**Written exercise**
Restate the whole of the material. Keep every word, and drop the pictures.
Start Data shown
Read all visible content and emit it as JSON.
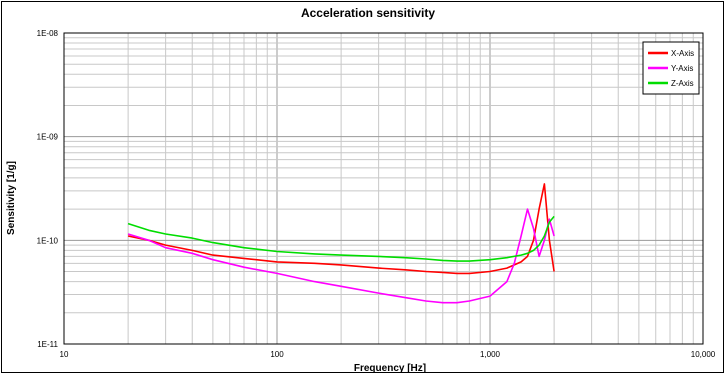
{
  "chart_data": {
    "type": "line",
    "title": "Acceleration sensitivity",
    "xlabel": "Frequency [Hz]",
    "ylabel": "Sensitivity [1/g]",
    "x_scale": "log",
    "y_scale": "log",
    "xlim": [
      10,
      10000
    ],
    "ylim": [
      1e-11,
      1e-08
    ],
    "x_ticks": [
      10,
      100,
      1000,
      10000
    ],
    "x_tick_labels": [
      "10",
      "100",
      "1,000",
      "10,000"
    ],
    "y_ticks": [
      1e-11,
      1e-10,
      1e-09,
      1e-08
    ],
    "y_tick_labels": [
      "1E-11",
      "1E-10",
      "1E-09",
      "1E-08"
    ],
    "grid": true,
    "legend_position": "top-right",
    "series": [
      {
        "name": "X-Axis",
        "color": "#ff0000",
        "x": [
          20,
          25,
          30,
          40,
          50,
          70,
          100,
          150,
          200,
          300,
          400,
          500,
          600,
          700,
          800,
          1000,
          1200,
          1400,
          1500,
          1600,
          1700,
          1800,
          1900,
          2000
        ],
        "y": [
          1.1e-10,
          1e-10,
          9e-11,
          8e-11,
          7.2e-11,
          6.7e-11,
          6.2e-11,
          6e-11,
          5.8e-11,
          5.4e-11,
          5.2e-11,
          5e-11,
          4.9e-11,
          4.8e-11,
          4.8e-11,
          5e-11,
          5.4e-11,
          6.2e-11,
          7e-11,
          1e-10,
          2e-10,
          3.5e-10,
          1e-10,
          5e-11
        ]
      },
      {
        "name": "Y-Axis",
        "color": "#ff00ff",
        "x": [
          20,
          25,
          30,
          40,
          50,
          70,
          100,
          150,
          200,
          300,
          400,
          500,
          600,
          700,
          800,
          1000,
          1200,
          1300,
          1400,
          1500,
          1600,
          1700,
          1800,
          1900,
          2000
        ],
        "y": [
          1.15e-10,
          1e-10,
          8.5e-11,
          7.5e-11,
          6.5e-11,
          5.5e-11,
          4.8e-11,
          4e-11,
          3.6e-11,
          3.1e-11,
          2.8e-11,
          2.6e-11,
          2.5e-11,
          2.5e-11,
          2.6e-11,
          2.9e-11,
          4e-11,
          6e-11,
          1.1e-10,
          2e-10,
          1.3e-10,
          7e-11,
          1e-10,
          1.6e-10,
          1.1e-10
        ]
      },
      {
        "name": "Z-Axis",
        "color": "#00dd00",
        "x": [
          20,
          25,
          30,
          40,
          50,
          70,
          100,
          150,
          200,
          300,
          400,
          500,
          600,
          700,
          800,
          1000,
          1200,
          1400,
          1500,
          1600,
          1700,
          1800,
          1900,
          2000
        ],
        "y": [
          1.45e-10,
          1.25e-10,
          1.15e-10,
          1.05e-10,
          9.5e-11,
          8.5e-11,
          7.8e-11,
          7.4e-11,
          7.2e-11,
          7e-11,
          6.8e-11,
          6.6e-11,
          6.4e-11,
          6.3e-11,
          6.3e-11,
          6.5e-11,
          6.8e-11,
          7.2e-11,
          7.5e-11,
          8e-11,
          9e-11,
          1.1e-10,
          1.5e-10,
          1.7e-10
        ]
      }
    ]
  }
}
End Data shown
**Written reply**
Read all visible content and emit it as JSON.
{
  "chart_data": {
    "type": "line",
    "title": "Acceleration sensitivity",
    "xlabel": "Frequency [Hz]",
    "ylabel": "Sensitivity [1/g]",
    "x_scale": "log",
    "y_scale": "log",
    "xlim": [
      10,
      10000
    ],
    "ylim": [
      1e-11,
      1e-08
    ],
    "x_ticks": [
      10,
      100,
      1000,
      10000
    ],
    "x_tick_labels": [
      "10",
      "100",
      "1,000",
      "10,000"
    ],
    "y_ticks": [
      1e-11,
      1e-10,
      1e-09,
      1e-08
    ],
    "y_tick_labels": [
      "1E-11",
      "1E-10",
      "1E-09",
      "1E-08"
    ],
    "grid": true,
    "legend_position": "top-right",
    "series": [
      {
        "name": "X-Axis",
        "color": "#ff0000",
        "x": [
          20,
          25,
          30,
          40,
          50,
          70,
          100,
          150,
          200,
          300,
          400,
          500,
          600,
          700,
          800,
          1000,
          1200,
          1400,
          1500,
          1600,
          1700,
          1800,
          1900,
          2000
        ],
        "y": [
          1.1e-10,
          1e-10,
          9e-11,
          8e-11,
          7.2e-11,
          6.7e-11,
          6.2e-11,
          6e-11,
          5.8e-11,
          5.4e-11,
          5.2e-11,
          5e-11,
          4.9e-11,
          4.8e-11,
          4.8e-11,
          5e-11,
          5.4e-11,
          6.2e-11,
          7e-11,
          1e-10,
          2e-10,
          3.5e-10,
          1e-10,
          5e-11
        ]
      },
      {
        "name": "Y-Axis",
        "color": "#ff00ff",
        "x": [
          20,
          25,
          30,
          40,
          50,
          70,
          100,
          150,
          200,
          300,
          400,
          500,
          600,
          700,
          800,
          1000,
          1200,
          1300,
          1400,
          1500,
          1600,
          1700,
          1800,
          1900,
          2000
        ],
        "y": [
          1.15e-10,
          1e-10,
          8.5e-11,
          7.5e-11,
          6.5e-11,
          5.5e-11,
          4.8e-11,
          4e-11,
          3.6e-11,
          3.1e-11,
          2.8e-11,
          2.6e-11,
          2.5e-11,
          2.5e-11,
          2.6e-11,
          2.9e-11,
          4e-11,
          6e-11,
          1.1e-10,
          2e-10,
          1.3e-10,
          7e-11,
          1e-10,
          1.6e-10,
          1.1e-10
        ]
      },
      {
        "name": "Z-Axis",
        "color": "#00dd00",
        "x": [
          20,
          25,
          30,
          40,
          50,
          70,
          100,
          150,
          200,
          300,
          400,
          500,
          600,
          700,
          800,
          1000,
          1200,
          1400,
          1500,
          1600,
          1700,
          1800,
          1900,
          2000
        ],
        "y": [
          1.45e-10,
          1.25e-10,
          1.15e-10,
          1.05e-10,
          9.5e-11,
          8.5e-11,
          7.8e-11,
          7.4e-11,
          7.2e-11,
          7e-11,
          6.8e-11,
          6.6e-11,
          6.4e-11,
          6.3e-11,
          6.3e-11,
          6.5e-11,
          6.8e-11,
          7.2e-11,
          7.5e-11,
          8e-11,
          9e-11,
          1.1e-10,
          1.5e-10,
          1.7e-10
        ]
      }
    ]
  }
}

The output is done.